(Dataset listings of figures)

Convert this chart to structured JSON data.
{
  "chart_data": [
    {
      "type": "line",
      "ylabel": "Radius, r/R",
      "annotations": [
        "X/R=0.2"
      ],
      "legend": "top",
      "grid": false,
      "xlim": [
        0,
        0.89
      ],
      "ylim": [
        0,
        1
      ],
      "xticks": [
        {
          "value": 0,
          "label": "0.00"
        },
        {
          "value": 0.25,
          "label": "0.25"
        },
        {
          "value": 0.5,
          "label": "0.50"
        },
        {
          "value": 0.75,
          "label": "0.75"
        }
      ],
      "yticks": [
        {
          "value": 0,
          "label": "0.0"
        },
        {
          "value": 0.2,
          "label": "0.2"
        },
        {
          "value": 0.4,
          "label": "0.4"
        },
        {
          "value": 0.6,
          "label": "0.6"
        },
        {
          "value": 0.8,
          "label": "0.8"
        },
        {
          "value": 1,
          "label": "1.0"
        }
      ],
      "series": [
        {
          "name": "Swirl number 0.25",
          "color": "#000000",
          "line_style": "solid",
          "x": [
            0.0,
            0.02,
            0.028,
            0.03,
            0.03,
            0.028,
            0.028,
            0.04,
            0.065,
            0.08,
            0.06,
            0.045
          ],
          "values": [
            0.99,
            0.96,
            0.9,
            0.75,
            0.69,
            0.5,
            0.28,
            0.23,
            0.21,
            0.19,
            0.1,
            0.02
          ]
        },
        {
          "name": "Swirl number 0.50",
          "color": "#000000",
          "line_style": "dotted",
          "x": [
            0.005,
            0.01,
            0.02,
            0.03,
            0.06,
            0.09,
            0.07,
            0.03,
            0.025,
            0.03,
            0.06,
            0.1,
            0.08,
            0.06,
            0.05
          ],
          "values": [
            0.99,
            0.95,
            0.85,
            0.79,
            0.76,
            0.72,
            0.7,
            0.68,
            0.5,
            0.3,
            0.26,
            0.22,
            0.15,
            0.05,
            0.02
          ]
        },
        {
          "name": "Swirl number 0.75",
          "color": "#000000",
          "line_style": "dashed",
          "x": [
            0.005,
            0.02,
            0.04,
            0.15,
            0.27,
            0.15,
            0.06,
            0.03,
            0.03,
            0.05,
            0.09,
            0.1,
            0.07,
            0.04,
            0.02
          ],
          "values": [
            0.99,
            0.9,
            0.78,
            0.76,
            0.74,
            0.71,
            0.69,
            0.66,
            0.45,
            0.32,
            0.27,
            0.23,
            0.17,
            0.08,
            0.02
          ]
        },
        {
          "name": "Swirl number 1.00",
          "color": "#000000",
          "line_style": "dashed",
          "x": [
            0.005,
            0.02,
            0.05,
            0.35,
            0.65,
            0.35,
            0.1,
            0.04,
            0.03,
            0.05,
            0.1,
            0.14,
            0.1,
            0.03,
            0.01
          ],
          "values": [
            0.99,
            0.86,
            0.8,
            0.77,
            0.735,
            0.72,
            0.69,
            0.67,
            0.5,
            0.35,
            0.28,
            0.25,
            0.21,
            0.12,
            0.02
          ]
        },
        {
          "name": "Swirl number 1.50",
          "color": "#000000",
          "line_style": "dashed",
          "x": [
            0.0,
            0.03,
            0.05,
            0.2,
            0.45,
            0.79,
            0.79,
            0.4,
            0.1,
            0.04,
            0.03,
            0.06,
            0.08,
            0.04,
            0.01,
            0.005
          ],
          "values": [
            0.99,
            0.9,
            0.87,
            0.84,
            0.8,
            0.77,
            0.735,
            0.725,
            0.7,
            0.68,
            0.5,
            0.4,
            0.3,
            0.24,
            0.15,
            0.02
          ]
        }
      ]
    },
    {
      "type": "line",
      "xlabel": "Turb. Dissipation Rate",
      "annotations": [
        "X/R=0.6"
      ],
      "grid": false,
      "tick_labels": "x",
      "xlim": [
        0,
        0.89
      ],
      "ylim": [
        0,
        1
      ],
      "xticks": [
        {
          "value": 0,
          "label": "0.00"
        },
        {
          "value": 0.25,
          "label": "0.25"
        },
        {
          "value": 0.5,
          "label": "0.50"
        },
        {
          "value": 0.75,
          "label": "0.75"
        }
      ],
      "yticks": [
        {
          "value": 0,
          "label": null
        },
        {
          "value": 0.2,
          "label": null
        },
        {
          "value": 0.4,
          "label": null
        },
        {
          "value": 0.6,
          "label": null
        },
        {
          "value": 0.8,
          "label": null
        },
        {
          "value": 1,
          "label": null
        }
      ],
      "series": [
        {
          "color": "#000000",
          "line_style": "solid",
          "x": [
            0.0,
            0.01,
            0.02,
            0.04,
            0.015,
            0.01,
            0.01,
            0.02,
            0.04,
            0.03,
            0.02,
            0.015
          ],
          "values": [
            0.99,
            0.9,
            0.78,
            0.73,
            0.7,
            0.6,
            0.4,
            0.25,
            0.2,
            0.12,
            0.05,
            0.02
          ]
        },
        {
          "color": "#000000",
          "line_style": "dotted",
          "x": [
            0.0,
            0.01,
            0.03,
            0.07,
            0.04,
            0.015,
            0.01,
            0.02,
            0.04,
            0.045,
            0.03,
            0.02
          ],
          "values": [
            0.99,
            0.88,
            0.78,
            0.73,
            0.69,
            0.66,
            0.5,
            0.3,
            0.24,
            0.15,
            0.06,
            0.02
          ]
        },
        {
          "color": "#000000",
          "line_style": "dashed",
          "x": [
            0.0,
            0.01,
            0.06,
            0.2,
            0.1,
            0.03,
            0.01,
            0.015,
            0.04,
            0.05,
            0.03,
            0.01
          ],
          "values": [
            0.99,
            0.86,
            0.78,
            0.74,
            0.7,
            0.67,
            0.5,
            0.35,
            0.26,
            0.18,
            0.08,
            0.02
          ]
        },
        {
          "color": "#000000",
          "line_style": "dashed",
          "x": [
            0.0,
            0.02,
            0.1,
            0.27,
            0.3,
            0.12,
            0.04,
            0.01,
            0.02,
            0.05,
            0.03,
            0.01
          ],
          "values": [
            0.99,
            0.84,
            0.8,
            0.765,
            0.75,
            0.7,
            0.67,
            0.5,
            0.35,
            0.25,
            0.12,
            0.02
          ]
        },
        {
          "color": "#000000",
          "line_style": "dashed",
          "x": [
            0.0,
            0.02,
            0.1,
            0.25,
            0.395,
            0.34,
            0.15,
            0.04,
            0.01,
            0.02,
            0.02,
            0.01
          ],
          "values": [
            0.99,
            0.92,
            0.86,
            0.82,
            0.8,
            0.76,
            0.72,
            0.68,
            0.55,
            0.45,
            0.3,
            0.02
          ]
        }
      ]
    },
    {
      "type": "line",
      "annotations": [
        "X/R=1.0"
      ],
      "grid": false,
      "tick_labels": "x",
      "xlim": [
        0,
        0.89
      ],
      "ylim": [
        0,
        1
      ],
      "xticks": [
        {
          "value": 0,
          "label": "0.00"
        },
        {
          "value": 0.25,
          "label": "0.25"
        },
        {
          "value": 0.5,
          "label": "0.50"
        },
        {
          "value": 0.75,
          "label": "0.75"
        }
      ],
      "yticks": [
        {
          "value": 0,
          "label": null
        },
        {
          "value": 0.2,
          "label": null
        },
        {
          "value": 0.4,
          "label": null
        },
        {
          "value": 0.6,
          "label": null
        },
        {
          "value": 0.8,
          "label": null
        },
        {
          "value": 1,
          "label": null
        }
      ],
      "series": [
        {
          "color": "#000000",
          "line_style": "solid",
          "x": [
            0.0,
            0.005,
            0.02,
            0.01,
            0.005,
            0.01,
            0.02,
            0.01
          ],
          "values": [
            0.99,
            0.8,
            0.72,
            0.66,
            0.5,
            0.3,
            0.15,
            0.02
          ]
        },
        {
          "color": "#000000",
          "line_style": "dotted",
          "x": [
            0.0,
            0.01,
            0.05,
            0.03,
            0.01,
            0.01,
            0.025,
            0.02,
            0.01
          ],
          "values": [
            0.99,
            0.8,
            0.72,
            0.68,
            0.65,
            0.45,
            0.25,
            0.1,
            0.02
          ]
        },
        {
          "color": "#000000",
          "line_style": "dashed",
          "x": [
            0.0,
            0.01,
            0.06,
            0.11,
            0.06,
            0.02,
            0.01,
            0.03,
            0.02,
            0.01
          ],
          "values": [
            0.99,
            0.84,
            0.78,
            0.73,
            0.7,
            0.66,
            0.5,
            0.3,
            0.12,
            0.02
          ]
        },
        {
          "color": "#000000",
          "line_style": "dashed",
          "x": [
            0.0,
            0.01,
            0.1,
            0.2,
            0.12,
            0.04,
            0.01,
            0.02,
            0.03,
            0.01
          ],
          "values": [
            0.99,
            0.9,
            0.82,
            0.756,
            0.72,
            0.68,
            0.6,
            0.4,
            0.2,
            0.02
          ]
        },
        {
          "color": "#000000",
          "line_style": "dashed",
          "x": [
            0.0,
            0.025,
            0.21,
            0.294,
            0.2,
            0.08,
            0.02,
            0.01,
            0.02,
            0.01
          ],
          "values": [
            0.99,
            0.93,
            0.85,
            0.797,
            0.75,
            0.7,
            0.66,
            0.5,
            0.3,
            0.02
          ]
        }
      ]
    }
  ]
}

What this task involves:
Where a line above contains the string "number", copy that line.

Response to this task:
          "name": "Swirl number 0.25",
          "name": "Swirl number 0.50",
          "name": "Swirl number 0.75",
          "name": "Swirl number 1.00",
          "name": "Swirl number 1.50",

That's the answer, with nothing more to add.